══ PROVIDED DATA ══

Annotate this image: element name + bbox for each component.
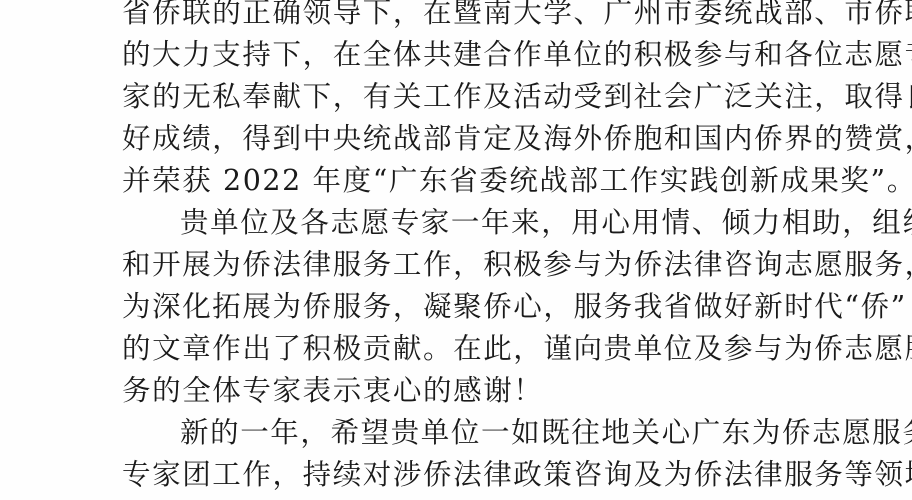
paragraph-3-line-2: 专家团工作，持续对涉侨法律政策咨询及为侨法律服务等领域: [122, 454, 802, 496]
paragraph-2-line-3: 为深化拓展为侨服务，凝聚侨心，服务我省做好新时代“侨”: [122, 286, 802, 328]
paragraph-1-line-4: 好成绩，得到中央统战部肯定及海外侨胞和国内侨界的赞赏，: [122, 118, 802, 160]
paragraph-1-line-2: 的大力支持下，在全体共建合作单位的积极参与和各位志愿专: [122, 34, 802, 76]
paragraph-2-line-2: 和开展为侨法律服务工作，积极参与为侨法律咨询志愿服务，: [122, 244, 802, 286]
paragraph-2-line-5: 务的全体专家表示衷心的感谢！: [122, 370, 802, 412]
document-page: 省侨联的正确领导下，在暨南大学、广州市委统战部、市侨联 的大力支持下，在全体共建…: [0, 0, 912, 500]
paragraph-3-line-1: 新的一年，希望贵单位一如既往地关心广东为侨志愿服务: [122, 412, 802, 454]
paragraph-1-line-1: 省侨联的正确领导下，在暨南大学、广州市委统战部、市侨联: [122, 0, 802, 34]
paragraph-2-line-1: 贵单位及各志愿专家一年来，用心用情、倾力相助，组织: [122, 202, 802, 244]
paragraph-2-line-4: 的文章作出了积极贡献。在此，谨向贵单位及参与为侨志愿服: [122, 328, 802, 370]
paragraph-1-line-5: 并荣获 2022 年度“广东省委统战部工作实践创新成果奖”。: [122, 160, 802, 202]
paragraph-1-line-3: 家的无私奉献下，有关工作及活动受到社会广泛关注，取得良: [122, 76, 802, 118]
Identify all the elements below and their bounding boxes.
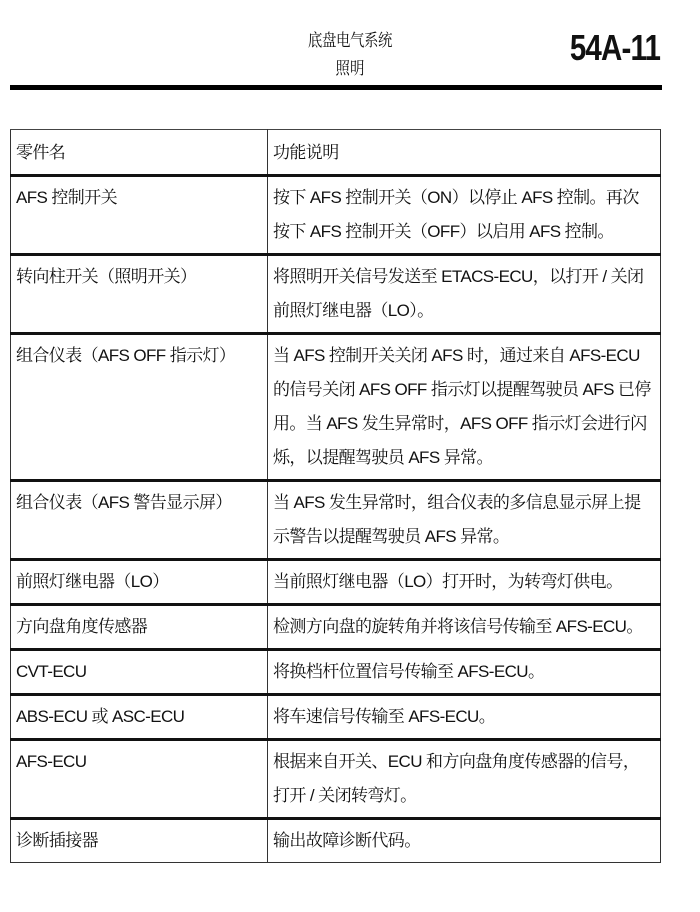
part-function: 输出故障诊断代码。 bbox=[268, 819, 661, 863]
part-function: 检测方向盘的旋转角并将该信号传输至 AFS-ECU。 bbox=[268, 605, 661, 650]
table-row: CVT-ECU 将换档杆位置信号传输至 AFS-ECU。 bbox=[11, 650, 661, 695]
table-row: 方向盘角度传感器 检测方向盘的旋转角并将该信号传输至 AFS-ECU。 bbox=[11, 605, 661, 650]
part-function: 将照明开关信号发送至 ETACS-ECU，以打开 / 关闭前照灯继电器（LO）。 bbox=[268, 255, 661, 334]
parts-function-table: 零件名 功能说明 AFS 控制开关 按下 AFS 控制开关（ON）以停止 AFS… bbox=[10, 129, 661, 863]
column-header-part: 零件名 bbox=[11, 130, 268, 176]
part-name: AFS 控制开关 bbox=[11, 176, 268, 255]
part-name: 方向盘角度传感器 bbox=[11, 605, 268, 650]
part-function: 按下 AFS 控制开关（ON）以停止 AFS 控制。再次按下 AFS 控制开关（… bbox=[268, 176, 661, 255]
part-function: 当前照灯继电器（LO）打开时，为转弯灯供电。 bbox=[268, 560, 661, 605]
part-name: 前照灯继电器（LO） bbox=[11, 560, 268, 605]
subsection-title: 照明 bbox=[53, 58, 648, 80]
table-row: AFS 控制开关 按下 AFS 控制开关（ON）以停止 AFS 控制。再次按下 … bbox=[11, 176, 661, 255]
table-row: 转向柱开关（照明开关） 将照明开关信号发送至 ETACS-ECU，以打开 / 关… bbox=[11, 255, 661, 334]
part-function: 当 AFS 发生异常时，组合仪表的多信息显示屏上提示警告以提醒驾驶员 AFS 异… bbox=[268, 481, 661, 560]
page-number: 54A-11 bbox=[570, 28, 660, 68]
column-header-function: 功能说明 bbox=[268, 130, 661, 176]
part-name: ABS-ECU 或 ASC-ECU bbox=[11, 695, 268, 740]
table-row: 组合仪表（AFS OFF 指示灯） 当 AFS 控制开关关闭 AFS 时，通过来… bbox=[11, 334, 661, 481]
part-function: 根据来自开关、ECU 和方向盘角度传感器的信号，打开 / 关闭转弯灯。 bbox=[268, 740, 661, 819]
part-name: 组合仪表（AFS 警告显示屏） bbox=[11, 481, 268, 560]
part-function: 当 AFS 控制开关关闭 AFS 时，通过来自 AFS-ECU 的信号关闭 AF… bbox=[268, 334, 661, 481]
table-row: ABS-ECU 或 ASC-ECU 将车速信号传输至 AFS-ECU。 bbox=[11, 695, 661, 740]
header-rule bbox=[10, 85, 662, 90]
table-header-row: 零件名 功能说明 bbox=[11, 130, 661, 176]
table-row: 前照灯继电器（LO） 当前照灯继电器（LO）打开时，为转弯灯供电。 bbox=[11, 560, 661, 605]
part-name: 诊断插接器 bbox=[11, 819, 268, 863]
part-function: 将车速信号传输至 AFS-ECU。 bbox=[268, 695, 661, 740]
table-row: AFS-ECU 根据来自开关、ECU 和方向盘角度传感器的信号，打开 / 关闭转… bbox=[11, 740, 661, 819]
table-row: 诊断插接器 输出故障诊断代码。 bbox=[11, 819, 661, 863]
section-title: 底盘电气系统 bbox=[53, 30, 648, 52]
part-name: CVT-ECU bbox=[11, 650, 268, 695]
table-row: 组合仪表（AFS 警告显示屏） 当 AFS 发生异常时，组合仪表的多信息显示屏上… bbox=[11, 481, 661, 560]
part-name: AFS-ECU bbox=[11, 740, 268, 819]
part-function: 将换档杆位置信号传输至 AFS-ECU。 bbox=[268, 650, 661, 695]
part-name: 组合仪表（AFS OFF 指示灯） bbox=[11, 334, 268, 481]
part-name: 转向柱开关（照明开关） bbox=[11, 255, 268, 334]
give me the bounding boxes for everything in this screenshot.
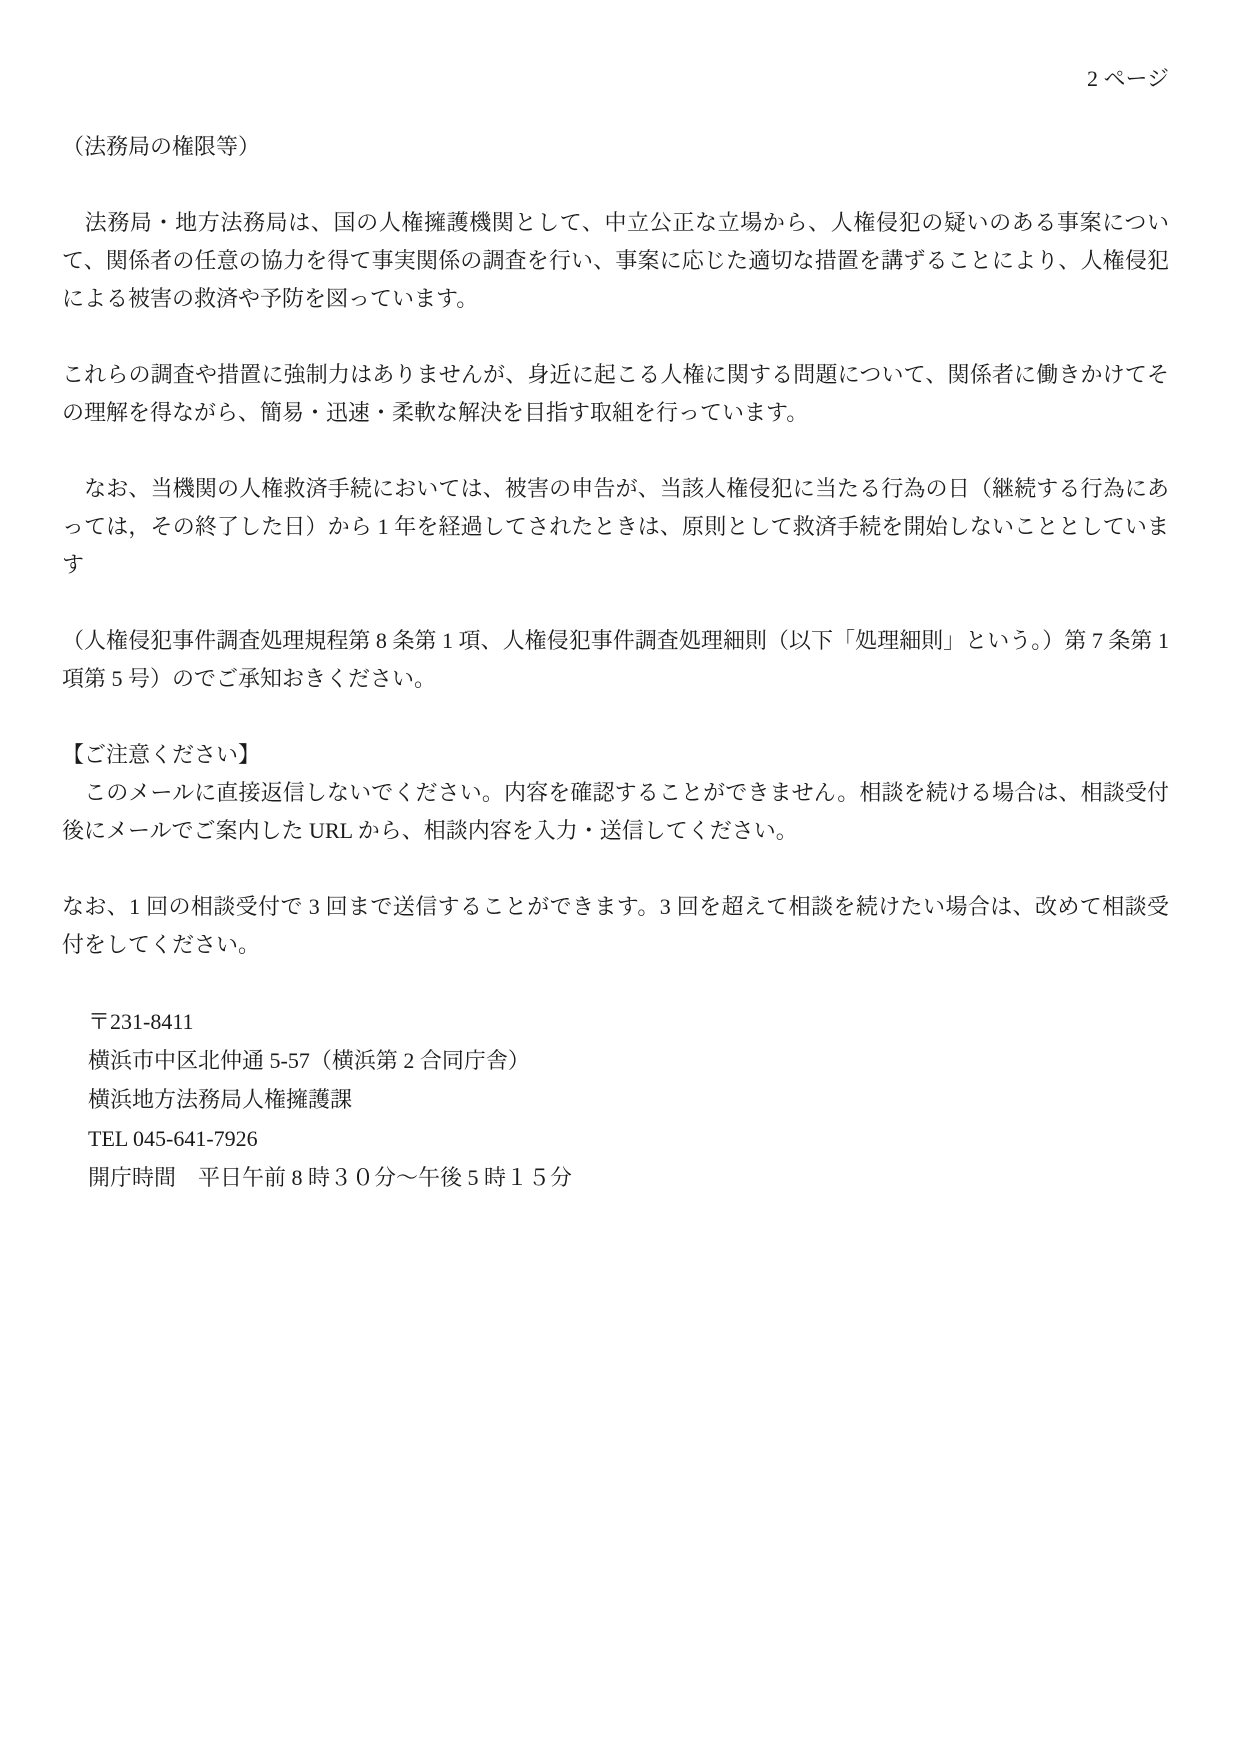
notice-paragraph-three-times: なお、1 回の相談受付で 3 回まで送信することができます。3 回を超えて相談を… (62, 888, 1169, 964)
contact-block: 〒231-8411 横浜市中区北仲通 5-57（横浜第 2 合同庁舎） 横浜地方… (62, 1002, 1169, 1197)
page-number: 2 ページ (62, 60, 1169, 98)
notice-paragraph-no-reply: このメールに直接返信しないでください。内容を確認することができません。相談を続け… (62, 774, 1169, 850)
paragraph-one-year-rule: なお、当機関の人権救済手続においては、被害の申告が、当該人権侵犯に当たる行為の日… (62, 470, 1169, 584)
paragraph-no-enforcement: これらの調査や措置に強制力はありませんが、身近に起こる人権に関する問題について、… (62, 356, 1169, 432)
contact-postal-code: 〒231-8411 (88, 1002, 1169, 1041)
paragraph-regulation-reference: （人権侵犯事件調査処理規程第 8 条第 1 項、人権侵犯事件調査処理細則（以下「… (62, 622, 1169, 698)
paragraph-bureau-role: 法務局・地方法務局は、国の人権擁護機関として、中立公正な立場から、人権侵犯の疑い… (62, 204, 1169, 318)
notice-heading: 【ご注意ください】 (62, 736, 1169, 774)
section-heading: （法務局の権限等） (62, 128, 1169, 166)
contact-phone: TEL 045-641-7926 (88, 1119, 1169, 1158)
contact-office-hours: 開庁時間 平日午前 8 時３０分～午後 5 時１５分 (88, 1158, 1169, 1197)
contact-address: 横浜市中区北仲通 5-57（横浜第 2 合同庁舎） (88, 1041, 1169, 1080)
document-page: 2 ページ （法務局の権限等） 法務局・地方法務局は、国の人権擁護機関として、中… (0, 0, 1241, 1755)
contact-department: 横浜地方法務局人権擁護課 (88, 1080, 1169, 1119)
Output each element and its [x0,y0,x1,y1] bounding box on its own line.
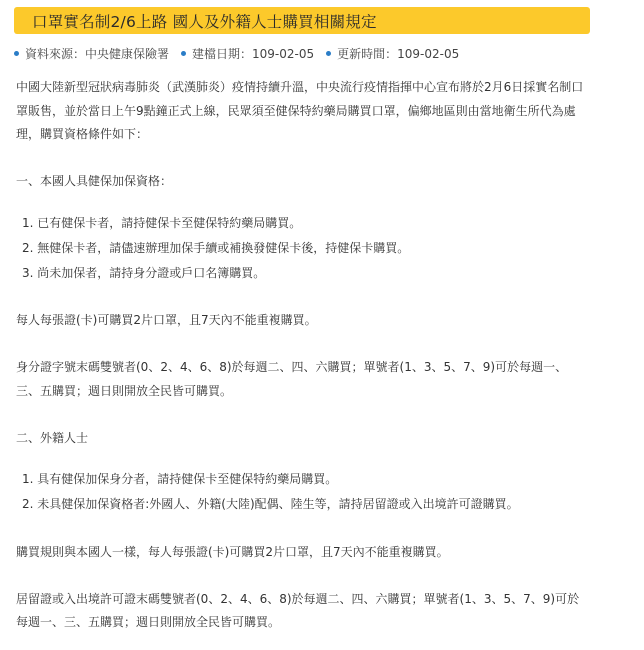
list-item: 2. 未具健保加保資格者:外國人、外籍(大陸)配偶、陸生等，請持居留證或入出境許… [22,492,592,517]
spacer [16,517,592,541]
title-banner: 口罩實名制2/6上路 國人及外籍人士購買相關規定 [14,7,590,34]
meta-source: 資料來源：中央健康保險署 [14,45,169,62]
page-title: 口罩實名制2/6上路 國人及外籍人士購買相關規定 [32,10,377,32]
bullet-dot-icon [326,51,331,56]
section1-schedule: 身分證字號末碼雙號者(0、2、4、6、8)於每週二、四、六購買；單號者(1、3、… [16,356,588,403]
spacer [16,333,592,357]
meta-updated-date: 更新時間：109-02-05 [326,45,459,62]
meta-created-label: 建檔日期：109-02-05 [192,45,314,62]
section2-rule: 購買規則與本國人一樣，每人每張證(卡)可購買2片口罩，且7天內不能重複購買。 [16,541,592,565]
list-item: 2. 無健保卡者，請儘速辦理加保手續或補換發健保卡後，持健保卡購買。 [22,236,592,261]
spacer [16,147,592,171]
bullet-dot-icon [181,51,186,56]
meta-created-date: 建檔日期：109-02-05 [181,45,314,62]
section1-heading: 一、本國人具健保加保資格： [16,170,592,194]
section2-schedule: 居留證或入出境許可證末碼雙號者(0、2、4、6、8)於每週二、四、六購買；單號者… [16,588,588,635]
intro-paragraph: 中國大陸新型冠狀病毒肺炎（武漢肺炎）疫情持續升溫，中央流行疫情指揮中心宣布將於2… [16,76,588,147]
list-item: 1. 具有健保加保身分者，請持健保卡至健保特約藥局購買。 [22,467,592,492]
spacer [16,286,592,310]
spacer [16,450,592,467]
article-body: 中國大陸新型冠狀病毒肺炎（武漢肺炎）疫情持續升溫，中央流行疫情指揮中心宣布將於2… [16,76,592,635]
bullet-dot-icon [14,51,19,56]
section1-list: 1. 已有健保卡者，請持健保卡至健保特約藥局購買。 2. 無健保卡者，請儘速辦理… [22,211,592,286]
spacer [16,564,592,588]
spacer [16,403,592,427]
meta-info: 資料來源：中央健康保險署 建檔日期：109-02-05 更新時間：109-02-… [14,45,471,61]
list-item: 1. 已有健保卡者，請持健保卡至健保特約藥局購買。 [22,211,592,236]
meta-source-label: 資料來源：中央健康保險署 [25,45,169,62]
list-item: 3. 尚未加保者，請持身分證或戶口名簿購買。 [22,261,592,286]
section2-heading: 二、外籍人士 [16,427,592,451]
section1-rule: 每人每張證(卡)可購買2片口罩，且7天內不能重複購買。 [16,309,592,333]
meta-updated-label: 更新時間：109-02-05 [337,45,459,62]
section2-list: 1. 具有健保加保身分者，請持健保卡至健保特約藥局購買。 2. 未具健保加保資格… [22,467,592,517]
spacer [16,194,592,211]
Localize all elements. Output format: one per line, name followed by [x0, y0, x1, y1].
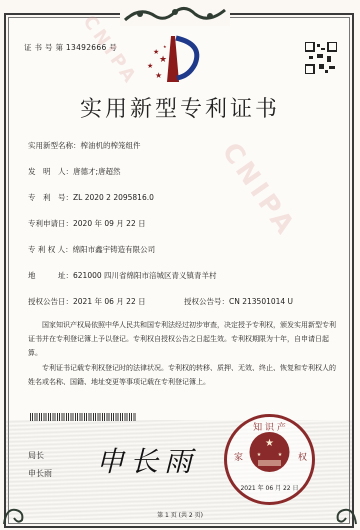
- signatory-title: 局长: [28, 450, 44, 461]
- certificate-title: 实用新型专利证书: [0, 92, 360, 123]
- field-inventor: 发 明 人：唐德才;唐超然: [28, 166, 121, 177]
- official-seal-icon: ★ ★ ★ 知 识 产 家 权 2021 年 06 月 22 日: [222, 412, 317, 507]
- svg-text:★: ★: [265, 438, 274, 449]
- svg-text:权: 权: [298, 451, 307, 463]
- top-ornament: [120, 2, 230, 26]
- handwritten-signature: 申长雨: [96, 440, 198, 480]
- qr-code[interactable]: [305, 42, 337, 74]
- paragraph-legal-status: 专利证书记载专利权登记时的法律状况。专利权的转移、质押、无效、终止、恢复和专利权…: [28, 361, 338, 389]
- svg-text:★: ★: [147, 62, 153, 70]
- svg-text:★: ★: [257, 452, 262, 458]
- svg-text:2021 年 06 月 22 日: 2021 年 06 月 22 日: [240, 484, 298, 492]
- svg-text:知 识 产: 知 识 产: [253, 421, 286, 433]
- field-application-date: 专利申请日：2020 年 09 月 22 日: [28, 218, 146, 229]
- svg-text:家: 家: [234, 451, 243, 463]
- svg-text:★: ★: [155, 71, 162, 80]
- field-publication-number: 授权公告号：CN 213501014 U: [184, 296, 293, 307]
- svg-text:★: ★: [159, 55, 167, 65]
- corner-ornament-icon: [2, 500, 28, 526]
- page-indicator: 第 1 页 (共 2 页): [0, 510, 360, 519]
- field-grant-date: 授权公告日：2021 年 06 月 22 日: [28, 296, 146, 307]
- svg-text:★: ★: [163, 44, 167, 49]
- cnipa-logo-icon: ★ ★ ★ ★ ★: [145, 32, 205, 87]
- barcode: [30, 413, 136, 421]
- svg-text:★: ★: [278, 452, 283, 458]
- field-patentee: 专 利 权 人：绵阳市鑫宇铸造有限公司: [28, 244, 155, 255]
- field-patent-number: 专 利 号：ZL 2020 2 2095816.0: [28, 192, 154, 203]
- corner-ornament-icon: [332, 500, 358, 526]
- field-address: 地 址：621000 四川省绵阳市涪城区青义镇青羊村: [28, 270, 217, 281]
- paragraph-grant-statement: 国家知识产权局依照中华人民共和国专利法经过初步审查，决定授予专利权，颁发实用新型…: [28, 318, 338, 360]
- signatory-name: 申长雨: [28, 468, 52, 479]
- field-utility-model-name: 实用新型名称：榨油机的榨笼组件: [28, 140, 141, 151]
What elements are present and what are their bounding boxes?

═══

▶ **GOAL OF THE EXERCISE**:
Copy the material line for line, starting with its first line and going on through the line containing "Identify all the", with both of those lines included. Leave the pictures out.

▶ **THE OUTPUT**:
Annotate this image: element name + bbox for each component.
paragraph-3-line-2: 专家团工作，持续对涉侨法律政策咨询及为侨法律服务等领域: [122, 454, 802, 496]
paragraph-2-line-3: 为深化拓展为侨服务，凝聚侨心，服务我省做好新时代“侨”: [122, 286, 802, 328]
paragraph-1-line-4: 好成绩，得到中央统战部肯定及海外侨胞和国内侨界的赞赏，: [122, 118, 802, 160]
paragraph-1-line-2: 的大力支持下，在全体共建合作单位的积极参与和各位志愿专: [122, 34, 802, 76]
paragraph-2-line-2: 和开展为侨法律服务工作，积极参与为侨法律咨询志愿服务，: [122, 244, 802, 286]
paragraph-2-line-5: 务的全体专家表示衷心的感谢！: [122, 370, 802, 412]
document-page: 省侨联的正确领导下，在暨南大学、广州市委统战部、市侨联 的大力支持下，在全体共建…: [0, 0, 912, 500]
paragraph-3-line-1: 新的一年，希望贵单位一如既往地关心广东为侨志愿服务: [122, 412, 802, 454]
paragraph-1-line-1: 省侨联的正确领导下，在暨南大学、广州市委统战部、市侨联: [122, 0, 802, 34]
paragraph-2-line-1: 贵单位及各志愿专家一年来，用心用情、倾力相助，组织: [122, 202, 802, 244]
paragraph-2-line-4: 的文章作出了积极贡献。在此，谨向贵单位及参与为侨志愿服: [122, 328, 802, 370]
paragraph-1-line-5: 并荣获 2022 年度“广东省委统战部工作实践创新成果奖”。: [122, 160, 802, 202]
paragraph-1-line-3: 家的无私奉献下，有关工作及活动受到社会广泛关注，取得良: [122, 76, 802, 118]
Identify all the elements below and their bounding boxes.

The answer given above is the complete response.